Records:
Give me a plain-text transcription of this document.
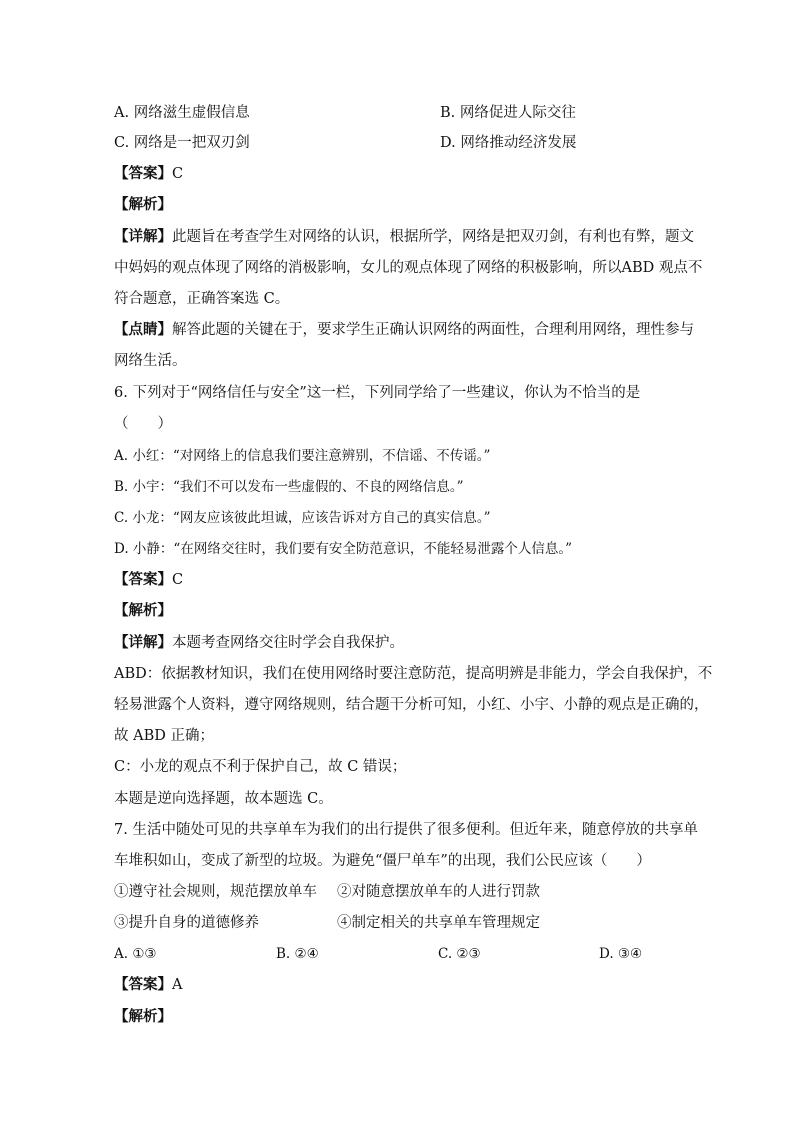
A. 网络滋生虚假信息	B. 网络促进人际交往
C. 网络是一把双刃剑	D. 网络推动经济发展
【答案】C
【解析】
【详解】此题旨在考查学生对网络的认识，根据所学，网络是把双刃剑，有利也有弊，题文
中妈妈的观点体现了网络的消极影响，女儿的观点体现了网络的积极影响，所以ABD 观点不
符合题意，正确答案选 C。
【点睛】解答此题的关键在于，要求学生正确认识网络的两面性，合理利用网络，理性参与
网络生活。
6. 下列对于“网络信任与安全”这一栏，下列同学给了一些建议，你认为不恰当的是
（　　）
A. 小红：“对网络上的信息我们要注意辨别，不信谣、不传谣。”
B. 小宇：“我们不可以发布一些虚假的、不良的网络信息。”
C. 小龙：“网友应该彼此坦诚，应该告诉对方自己的真实信息。”
D. 小静：“在网络交往时，我们要有安全防范意识，不能轻易泄露个人信息。”
【答案】C
【解析】
【详解】本题考查网络交往时学会自我保护。
ABD：依据教材知识，我们在使用网络时要注意防范，提高明辨是非能力，学会自我保护，不
轻易泄露个人资料，遵守网络规则，结合题干分析可知，小红、小宇、小静的观点是正确的，
故 ABD 正确；
C：小龙的观点不利于保护自己，故 C 错误；
本题是逆向选择题，故本题选 C。
7. 生活中随处可见的共享单车为我们的出行提供了很多便利。但近年来，随意停放的共享单
车堆积如山，变成了新型的垃圾。为避免“僵尸单车”的出现，我们公民应该（　　）
①遵守社会规则，规范摆放单车 ②对随意摆放单车的人进行罚款
③提升自身的道德修养	④制定相关的共享单车管理规定
A. ①③	B. ②④	C. ②③	D. ③④
【答案】A
【解析】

What the exercise asks = Without the pictures, print the whole listing exactly as given.

The output =
Give me a plain-text transcription of this document.
A. 网络滋生虚假信息	B. 网络促进人际交往
C. 网络是一把双刃剑	D. 网络推动经济发展
【答案】C
【解析】
【详解】此题旨在考查学生对网络的认识，根据所学，网络是把双刃剑，有利也有弊，题文
中妈妈的观点体现了网络的消极影响，女儿的观点体现了网络的积极影响，所以ABD 观点不
符合题意，正确答案选 C。
【点睛】解答此题的关键在于，要求学生正确认识网络的两面性，合理利用网络，理性参与
网络生活。
6. 下列对于“网络信任与安全”这一栏，下列同学给了一些建议，你认为不恰当的是
（　　）
A. 小红：“对网络上的信息我们要注意辨别，不信谣、不传谣。”
B. 小宇：“我们不可以发布一些虚假的、不良的网络信息。”
C. 小龙：“网友应该彼此坦诚，应该告诉对方自己的真实信息。”
D. 小静：“在网络交往时，我们要有安全防范意识，不能轻易泄露个人信息。”
【答案】C
【解析】
【详解】本题考查网络交往时学会自我保护。
ABD：依据教材知识，我们在使用网络时要注意防范，提高明辨是非能力，学会自我保护，不
轻易泄露个人资料，遵守网络规则，结合题干分析可知，小红、小宇、小静的观点是正确的，
故 ABD 正确；
C：小龙的观点不利于保护自己，故 C 错误；
本题是逆向选择题，故本题选 C。
7. 生活中随处可见的共享单车为我们的出行提供了很多便利。但近年来，随意停放的共享单
车堆积如山，变成了新型的垃圾。为避免“僵尸单车”的出现，我们公民应该（　　）
①遵守社会规则，规范摆放单车 ②对随意摆放单车的人进行罚款
③提升自身的道德修养	④制定相关的共享单车管理规定
A. ①③	B. ②④	C. ②③	D. ③④
【答案】A
【解析】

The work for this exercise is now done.